# Document segment:

2. Ascertaining the differences between the prior art and the claims at issue.
3. Resolving the level of ordinary skill in the pertinent art.
4. Considering objective evidence present in the application indicating obviousness or nonobviousness.
Claims 1-4, 12-14, and 20 are rejected under 35 U.S.C. 103 as being unpatentable over David et al. ("US 20190370665 A1", hereinafter "David") in view of Cao et al. ("Towards Making Systems Forget with Machine Unlearning", hereinafter "Cao").

Regarding claim 1, David teaches An electronic device (¶0067), comprising: 
circuitry (¶0048) configured to: 
receive a data subset of a first dataset associated with a user (“Local endpoint device(s) 214 may include a randomization engine for generating fully or semi-random input data for probing the target model. Local endpoint device(s) 214 may include one or more input device(s) 222 for receiving input from a user (e.g., neural network parameters, such as, numbers, sizes, dimensions and configurations of neurons, synapses, and layers, accuracy or training thresholds, etc.).” [¶0046; randomly probing input data from an original dataset corresponds to a data subset of a first dataset]);
train a first machine learning model based on the first dataset associated with the user (“A local device (e.g., 214 of FIG. 2) cannot directly copy or retrain target neural network 100 using conventional methods because the target neural network 100 itself as well as the original training dataset (“first dataset”) used to train target neural network 100 are inaccessible to the local device.” [¶0039; target neural network corresponds to a first machine learning model.]); 
train a second machine learning model based on the received data subset (“Local endpoint device(s) 214 may use the random probe dataset (received data subset) to train a new model to mimic the target model, in various embodiments, memory 220 may store the entire random probe dataset used to train the new model at once (corresponds to training a second machine learning model), or may incrementally store on-the-fly each single or set of multiple training samples used in the current iteration or epoch, after which the subset is deleted (e.g., by active deletion or replacing the least recently used sample by a new sample).” [¶0045]); 
and 
update the trained first machine learning model, [based on the application of the transformation function on the trained first machine learning model], wherein the update of the trained first machine learning model corresponds to an unlearning of at least one of the received data subset or a set of features associated with the second machine learning model (“Because the random probe data acts as a placeholder for the original training dataset, adding or deleting data therefrom will effect substantially the same change in the model as if the data were added or deleted to/from the original training dataset. Thus, the target model may be modified or improved (“updating”) without ever accessing the original training dataset.” [¶0030; deleting data corresponds to “unlearning”]).

# Given problem:
List every paragraph number from David that the patent rejection text above cites, in order of appearance.

# Excerpt from a dataset:
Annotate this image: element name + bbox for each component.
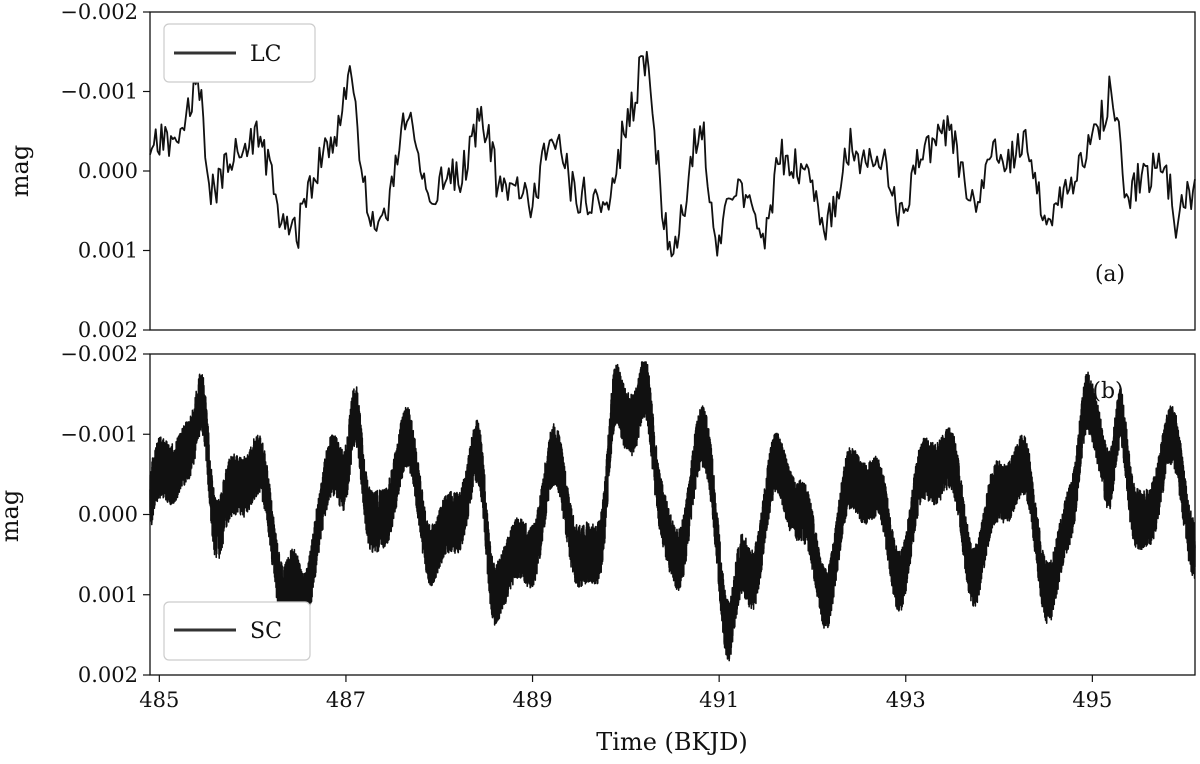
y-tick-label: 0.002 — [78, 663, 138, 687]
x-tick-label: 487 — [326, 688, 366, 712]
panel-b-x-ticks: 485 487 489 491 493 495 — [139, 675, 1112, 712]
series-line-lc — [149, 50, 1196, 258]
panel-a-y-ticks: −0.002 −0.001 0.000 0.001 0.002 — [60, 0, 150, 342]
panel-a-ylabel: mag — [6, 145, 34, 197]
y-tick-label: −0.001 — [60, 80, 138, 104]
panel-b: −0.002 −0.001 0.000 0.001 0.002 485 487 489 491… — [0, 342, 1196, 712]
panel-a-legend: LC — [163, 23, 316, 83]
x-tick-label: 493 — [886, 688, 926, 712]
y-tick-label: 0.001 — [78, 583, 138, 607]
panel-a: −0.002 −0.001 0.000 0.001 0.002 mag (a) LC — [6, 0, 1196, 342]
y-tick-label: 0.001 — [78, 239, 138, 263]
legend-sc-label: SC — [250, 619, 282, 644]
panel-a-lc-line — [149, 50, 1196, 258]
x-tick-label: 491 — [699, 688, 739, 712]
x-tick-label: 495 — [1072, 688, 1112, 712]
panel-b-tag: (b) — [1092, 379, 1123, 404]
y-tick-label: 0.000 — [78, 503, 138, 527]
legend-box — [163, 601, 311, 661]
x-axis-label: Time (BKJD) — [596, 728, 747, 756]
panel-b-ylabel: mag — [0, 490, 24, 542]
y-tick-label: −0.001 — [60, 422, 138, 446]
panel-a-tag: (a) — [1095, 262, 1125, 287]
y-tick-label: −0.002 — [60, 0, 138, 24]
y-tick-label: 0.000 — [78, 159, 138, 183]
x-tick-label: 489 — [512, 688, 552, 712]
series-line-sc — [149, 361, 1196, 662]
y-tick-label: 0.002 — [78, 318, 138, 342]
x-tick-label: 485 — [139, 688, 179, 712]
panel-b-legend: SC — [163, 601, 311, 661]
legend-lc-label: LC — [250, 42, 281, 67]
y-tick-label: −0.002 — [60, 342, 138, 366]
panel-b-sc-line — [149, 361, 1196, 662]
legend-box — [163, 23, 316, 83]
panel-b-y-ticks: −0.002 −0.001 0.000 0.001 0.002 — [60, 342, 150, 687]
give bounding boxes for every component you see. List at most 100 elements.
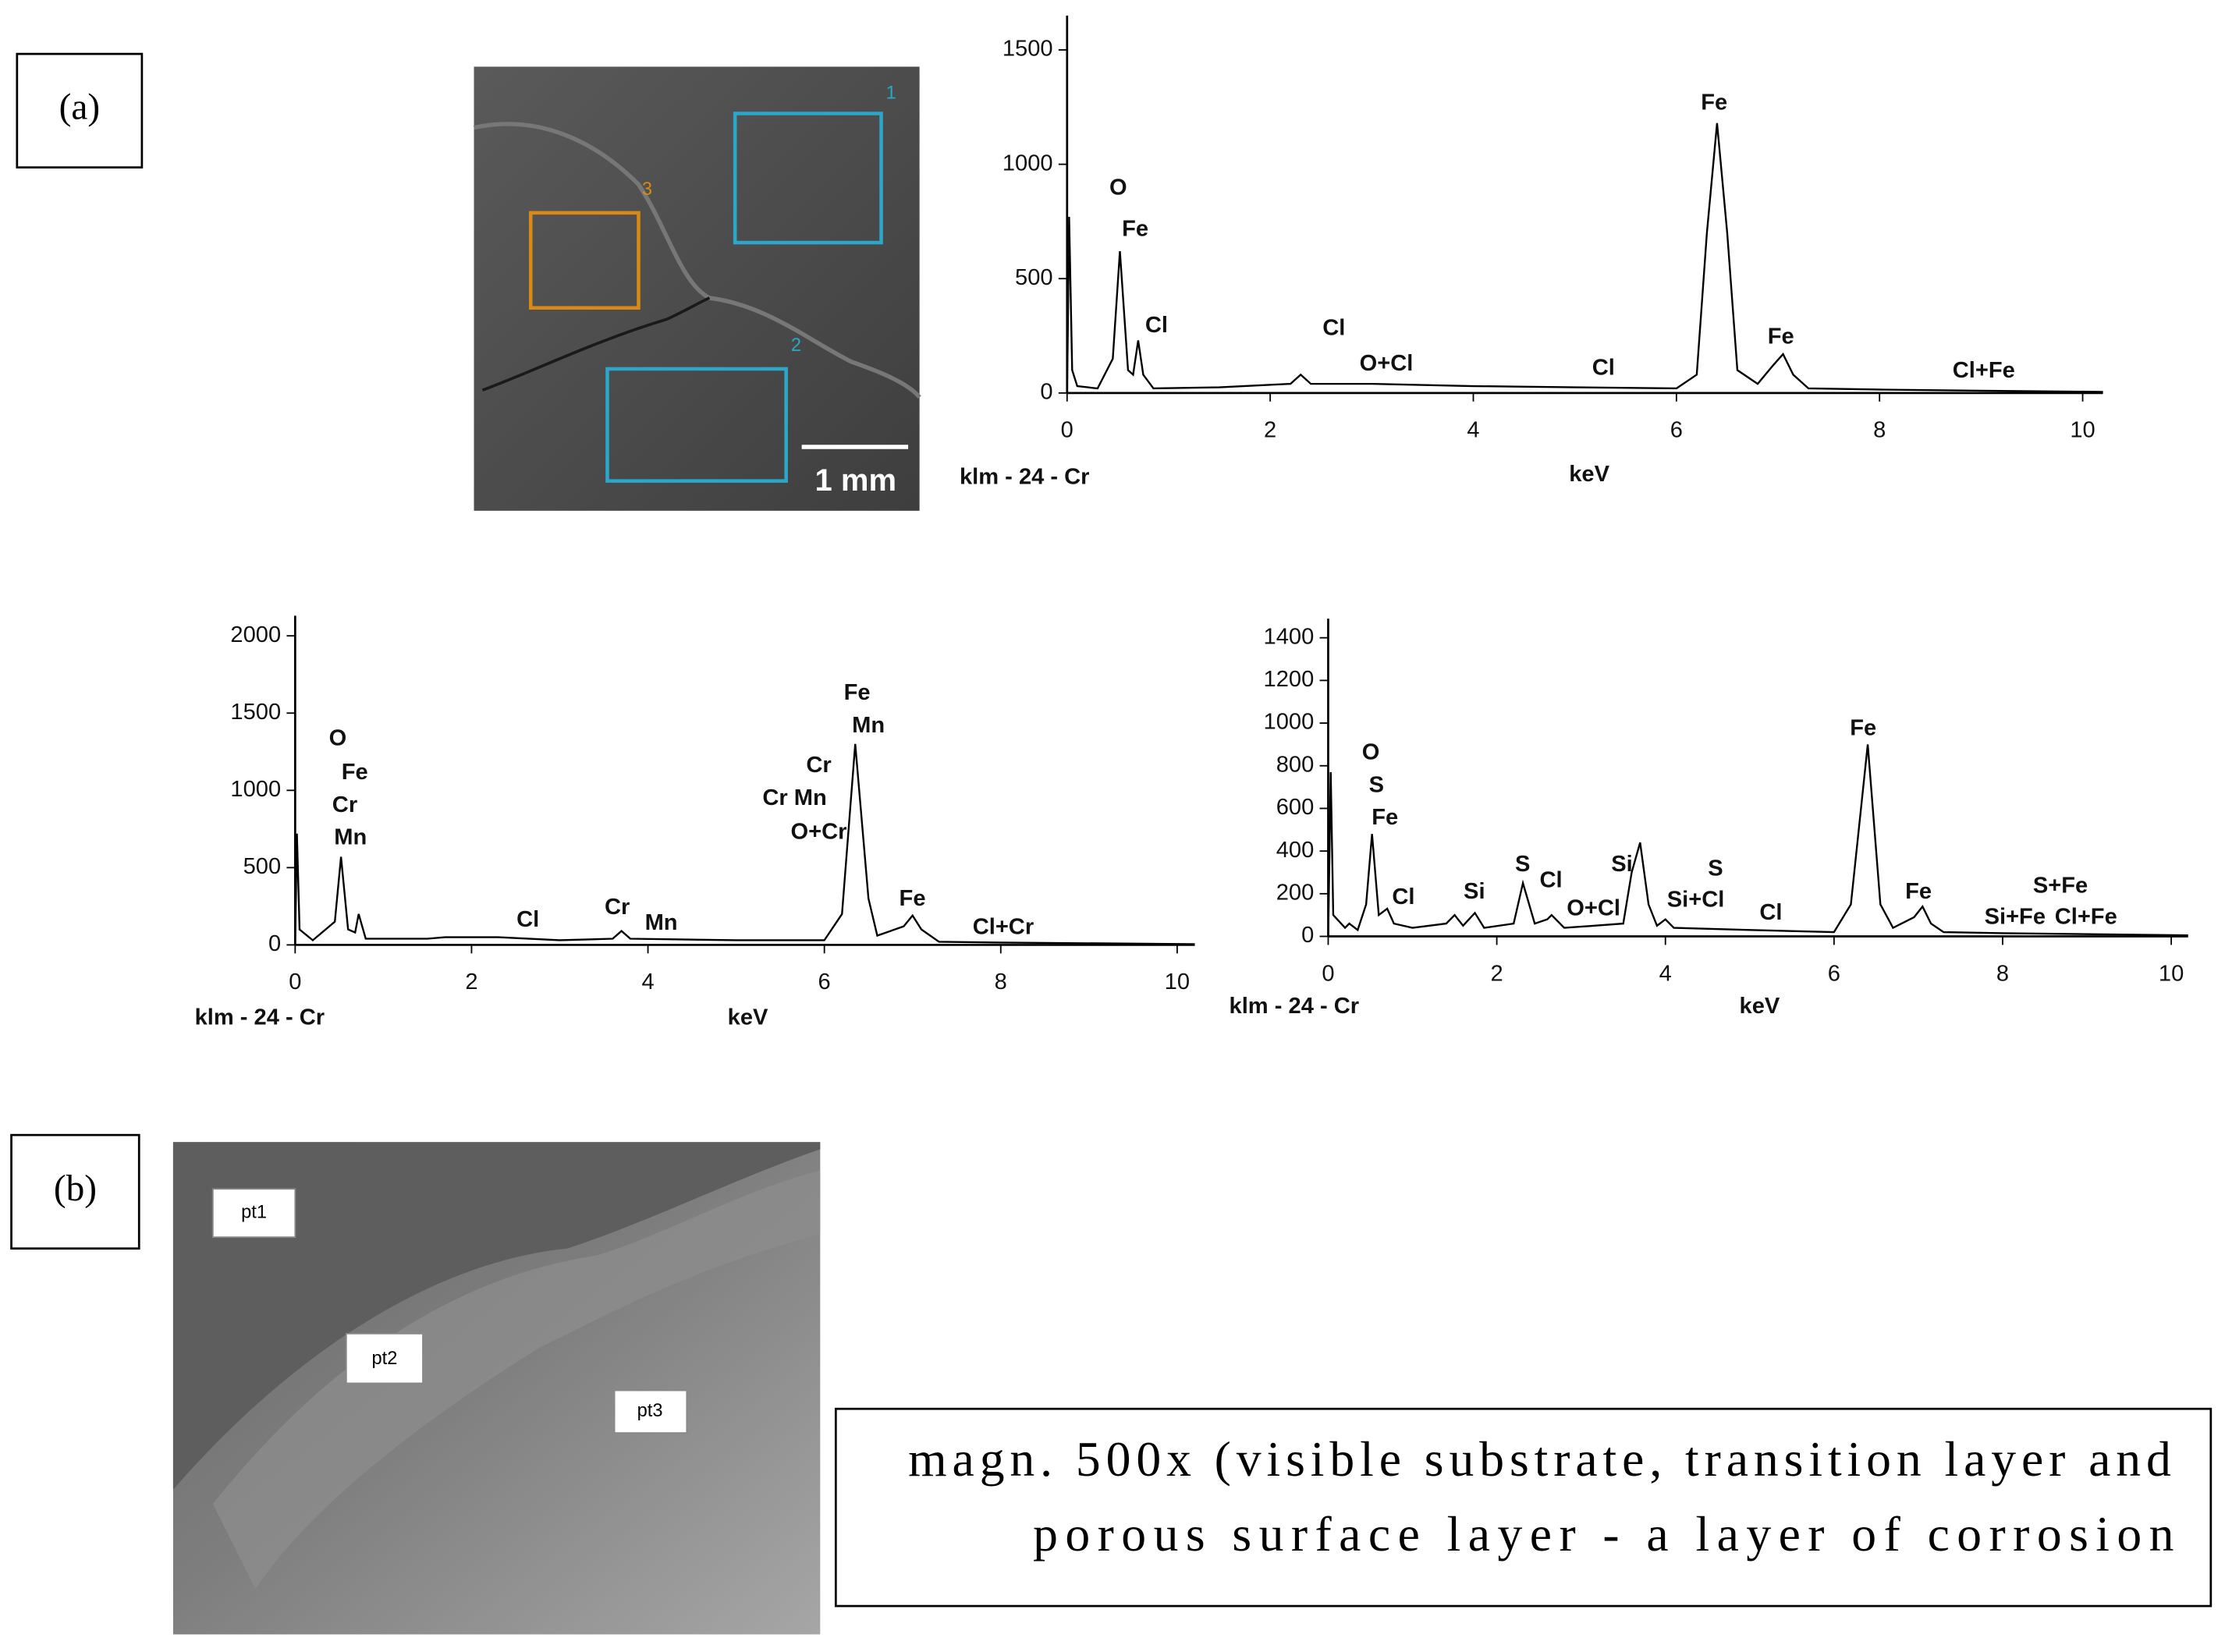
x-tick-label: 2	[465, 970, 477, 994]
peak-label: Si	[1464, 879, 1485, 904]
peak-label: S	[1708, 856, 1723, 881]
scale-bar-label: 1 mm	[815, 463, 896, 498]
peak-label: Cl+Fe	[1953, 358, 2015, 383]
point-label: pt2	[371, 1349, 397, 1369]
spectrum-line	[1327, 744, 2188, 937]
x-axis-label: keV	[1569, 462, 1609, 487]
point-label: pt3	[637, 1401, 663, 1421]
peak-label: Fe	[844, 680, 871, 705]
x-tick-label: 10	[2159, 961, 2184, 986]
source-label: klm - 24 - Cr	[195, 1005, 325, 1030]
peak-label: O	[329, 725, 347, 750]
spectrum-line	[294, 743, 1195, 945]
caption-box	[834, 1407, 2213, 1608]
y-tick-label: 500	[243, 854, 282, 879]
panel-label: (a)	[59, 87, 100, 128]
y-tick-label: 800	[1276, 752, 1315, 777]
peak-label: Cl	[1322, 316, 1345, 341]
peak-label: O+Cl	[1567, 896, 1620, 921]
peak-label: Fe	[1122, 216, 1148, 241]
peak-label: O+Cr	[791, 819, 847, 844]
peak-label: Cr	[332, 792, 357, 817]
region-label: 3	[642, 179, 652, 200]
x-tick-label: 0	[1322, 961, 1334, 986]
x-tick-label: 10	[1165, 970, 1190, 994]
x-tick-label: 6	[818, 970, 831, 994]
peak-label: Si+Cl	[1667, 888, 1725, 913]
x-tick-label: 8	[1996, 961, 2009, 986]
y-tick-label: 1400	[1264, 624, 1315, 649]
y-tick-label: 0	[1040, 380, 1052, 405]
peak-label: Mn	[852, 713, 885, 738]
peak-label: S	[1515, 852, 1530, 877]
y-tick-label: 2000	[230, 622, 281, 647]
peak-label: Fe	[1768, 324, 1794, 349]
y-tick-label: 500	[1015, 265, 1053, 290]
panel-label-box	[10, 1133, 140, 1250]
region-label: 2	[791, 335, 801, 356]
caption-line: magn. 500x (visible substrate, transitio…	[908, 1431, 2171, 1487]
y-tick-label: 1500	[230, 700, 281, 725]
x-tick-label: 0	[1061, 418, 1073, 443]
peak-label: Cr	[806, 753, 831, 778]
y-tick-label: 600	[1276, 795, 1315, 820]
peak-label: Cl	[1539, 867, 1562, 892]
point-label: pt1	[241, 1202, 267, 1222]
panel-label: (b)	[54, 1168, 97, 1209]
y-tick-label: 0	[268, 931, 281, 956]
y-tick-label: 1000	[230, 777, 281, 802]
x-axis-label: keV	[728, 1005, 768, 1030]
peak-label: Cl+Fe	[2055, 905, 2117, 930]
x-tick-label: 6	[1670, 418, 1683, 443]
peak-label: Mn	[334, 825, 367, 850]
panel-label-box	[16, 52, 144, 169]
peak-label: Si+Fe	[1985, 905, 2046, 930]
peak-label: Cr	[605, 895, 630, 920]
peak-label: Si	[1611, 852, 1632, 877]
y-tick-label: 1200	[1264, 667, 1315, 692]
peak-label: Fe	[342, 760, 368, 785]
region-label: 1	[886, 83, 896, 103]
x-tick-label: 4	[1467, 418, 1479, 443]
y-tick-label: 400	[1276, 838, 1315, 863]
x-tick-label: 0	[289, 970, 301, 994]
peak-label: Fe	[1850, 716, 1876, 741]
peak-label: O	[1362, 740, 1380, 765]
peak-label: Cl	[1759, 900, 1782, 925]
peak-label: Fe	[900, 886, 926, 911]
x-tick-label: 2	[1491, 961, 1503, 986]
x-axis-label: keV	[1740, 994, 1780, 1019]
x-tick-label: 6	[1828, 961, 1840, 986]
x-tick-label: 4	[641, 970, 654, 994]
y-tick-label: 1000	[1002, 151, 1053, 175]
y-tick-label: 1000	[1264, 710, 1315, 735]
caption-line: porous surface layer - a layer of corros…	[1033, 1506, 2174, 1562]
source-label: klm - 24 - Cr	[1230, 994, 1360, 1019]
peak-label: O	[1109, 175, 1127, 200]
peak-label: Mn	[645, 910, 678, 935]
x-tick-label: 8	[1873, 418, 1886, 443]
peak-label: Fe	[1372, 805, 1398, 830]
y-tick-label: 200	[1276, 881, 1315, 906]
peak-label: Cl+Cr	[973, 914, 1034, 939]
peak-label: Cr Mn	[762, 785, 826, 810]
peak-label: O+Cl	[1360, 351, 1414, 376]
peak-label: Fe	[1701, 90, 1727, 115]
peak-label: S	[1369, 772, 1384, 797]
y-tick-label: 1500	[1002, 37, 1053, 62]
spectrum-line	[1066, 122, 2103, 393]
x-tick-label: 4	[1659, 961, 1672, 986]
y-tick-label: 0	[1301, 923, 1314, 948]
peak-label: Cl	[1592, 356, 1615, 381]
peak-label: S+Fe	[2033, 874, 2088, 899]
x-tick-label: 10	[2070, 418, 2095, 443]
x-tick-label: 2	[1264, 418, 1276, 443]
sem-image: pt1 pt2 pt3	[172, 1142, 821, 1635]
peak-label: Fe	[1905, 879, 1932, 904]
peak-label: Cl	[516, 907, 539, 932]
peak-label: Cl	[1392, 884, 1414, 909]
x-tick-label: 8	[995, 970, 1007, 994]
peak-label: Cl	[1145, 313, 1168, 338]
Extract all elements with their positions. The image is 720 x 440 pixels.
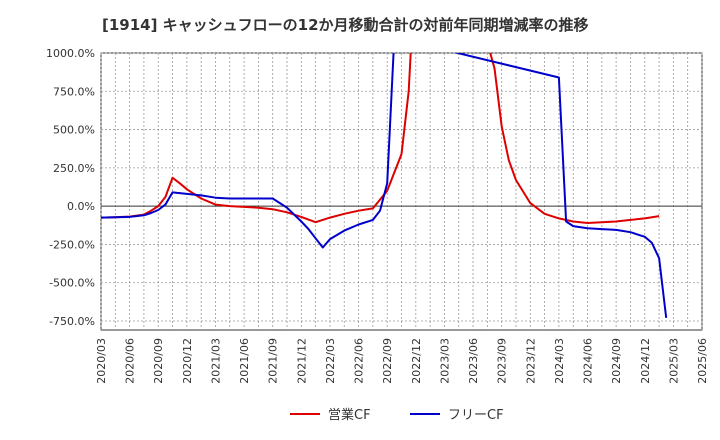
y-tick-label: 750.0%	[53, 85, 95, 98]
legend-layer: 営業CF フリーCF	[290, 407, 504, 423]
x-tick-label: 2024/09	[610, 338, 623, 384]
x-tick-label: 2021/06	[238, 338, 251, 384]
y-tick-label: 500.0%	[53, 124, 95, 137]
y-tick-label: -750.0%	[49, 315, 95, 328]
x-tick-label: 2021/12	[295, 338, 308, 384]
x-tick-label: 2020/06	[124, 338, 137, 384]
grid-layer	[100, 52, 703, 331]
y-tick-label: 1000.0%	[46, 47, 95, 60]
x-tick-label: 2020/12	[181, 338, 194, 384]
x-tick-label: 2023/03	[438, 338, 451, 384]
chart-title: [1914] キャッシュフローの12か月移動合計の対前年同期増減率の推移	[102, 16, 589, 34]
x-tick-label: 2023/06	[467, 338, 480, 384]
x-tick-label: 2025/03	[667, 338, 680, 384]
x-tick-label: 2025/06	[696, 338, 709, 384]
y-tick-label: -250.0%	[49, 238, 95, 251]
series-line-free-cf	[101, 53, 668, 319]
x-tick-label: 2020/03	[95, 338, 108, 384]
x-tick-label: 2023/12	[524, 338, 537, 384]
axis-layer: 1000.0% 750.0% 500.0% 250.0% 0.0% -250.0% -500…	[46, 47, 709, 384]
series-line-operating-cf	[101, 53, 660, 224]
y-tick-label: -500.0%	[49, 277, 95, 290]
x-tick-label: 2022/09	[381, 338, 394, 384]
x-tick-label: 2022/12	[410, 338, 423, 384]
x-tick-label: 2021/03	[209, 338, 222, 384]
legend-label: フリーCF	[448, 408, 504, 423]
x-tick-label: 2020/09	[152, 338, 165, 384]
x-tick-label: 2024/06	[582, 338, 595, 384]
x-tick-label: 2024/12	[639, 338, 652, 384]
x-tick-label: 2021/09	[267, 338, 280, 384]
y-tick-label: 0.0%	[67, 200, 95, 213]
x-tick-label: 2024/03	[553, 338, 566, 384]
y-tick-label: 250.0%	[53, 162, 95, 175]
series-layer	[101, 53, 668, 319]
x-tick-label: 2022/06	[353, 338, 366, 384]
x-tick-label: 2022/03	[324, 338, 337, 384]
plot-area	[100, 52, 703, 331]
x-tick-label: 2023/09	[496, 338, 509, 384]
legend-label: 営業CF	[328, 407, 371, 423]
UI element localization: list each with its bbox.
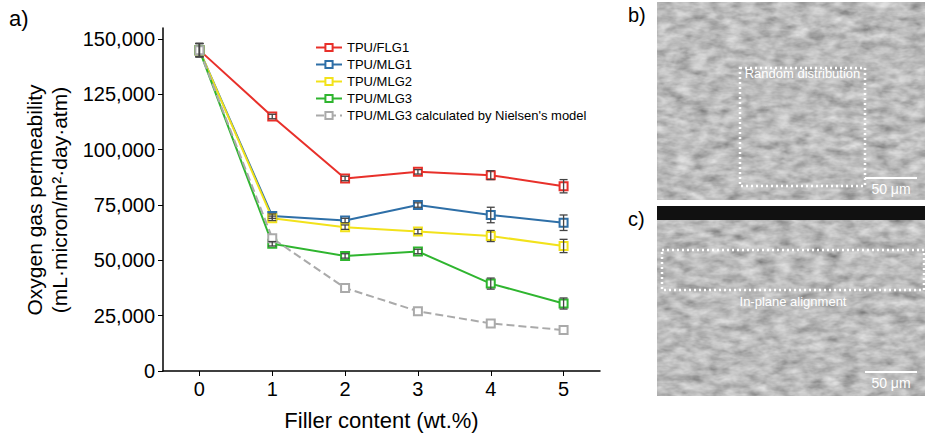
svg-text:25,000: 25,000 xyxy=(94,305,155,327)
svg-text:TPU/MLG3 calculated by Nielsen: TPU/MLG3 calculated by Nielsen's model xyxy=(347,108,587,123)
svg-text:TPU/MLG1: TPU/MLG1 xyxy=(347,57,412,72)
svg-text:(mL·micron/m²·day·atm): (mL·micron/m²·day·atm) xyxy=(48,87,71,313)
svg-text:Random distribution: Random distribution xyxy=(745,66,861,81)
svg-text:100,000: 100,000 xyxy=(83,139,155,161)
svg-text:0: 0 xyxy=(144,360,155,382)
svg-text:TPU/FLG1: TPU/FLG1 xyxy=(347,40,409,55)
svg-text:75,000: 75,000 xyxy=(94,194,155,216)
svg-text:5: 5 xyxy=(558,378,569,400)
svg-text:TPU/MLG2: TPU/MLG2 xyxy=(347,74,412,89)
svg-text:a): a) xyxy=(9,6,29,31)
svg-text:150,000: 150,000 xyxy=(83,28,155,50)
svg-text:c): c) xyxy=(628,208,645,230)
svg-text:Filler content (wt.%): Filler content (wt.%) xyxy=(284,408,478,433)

# Response for this exercise:
¶0067, ¶0048, ¶0046, ¶0039, ¶0045, ¶0030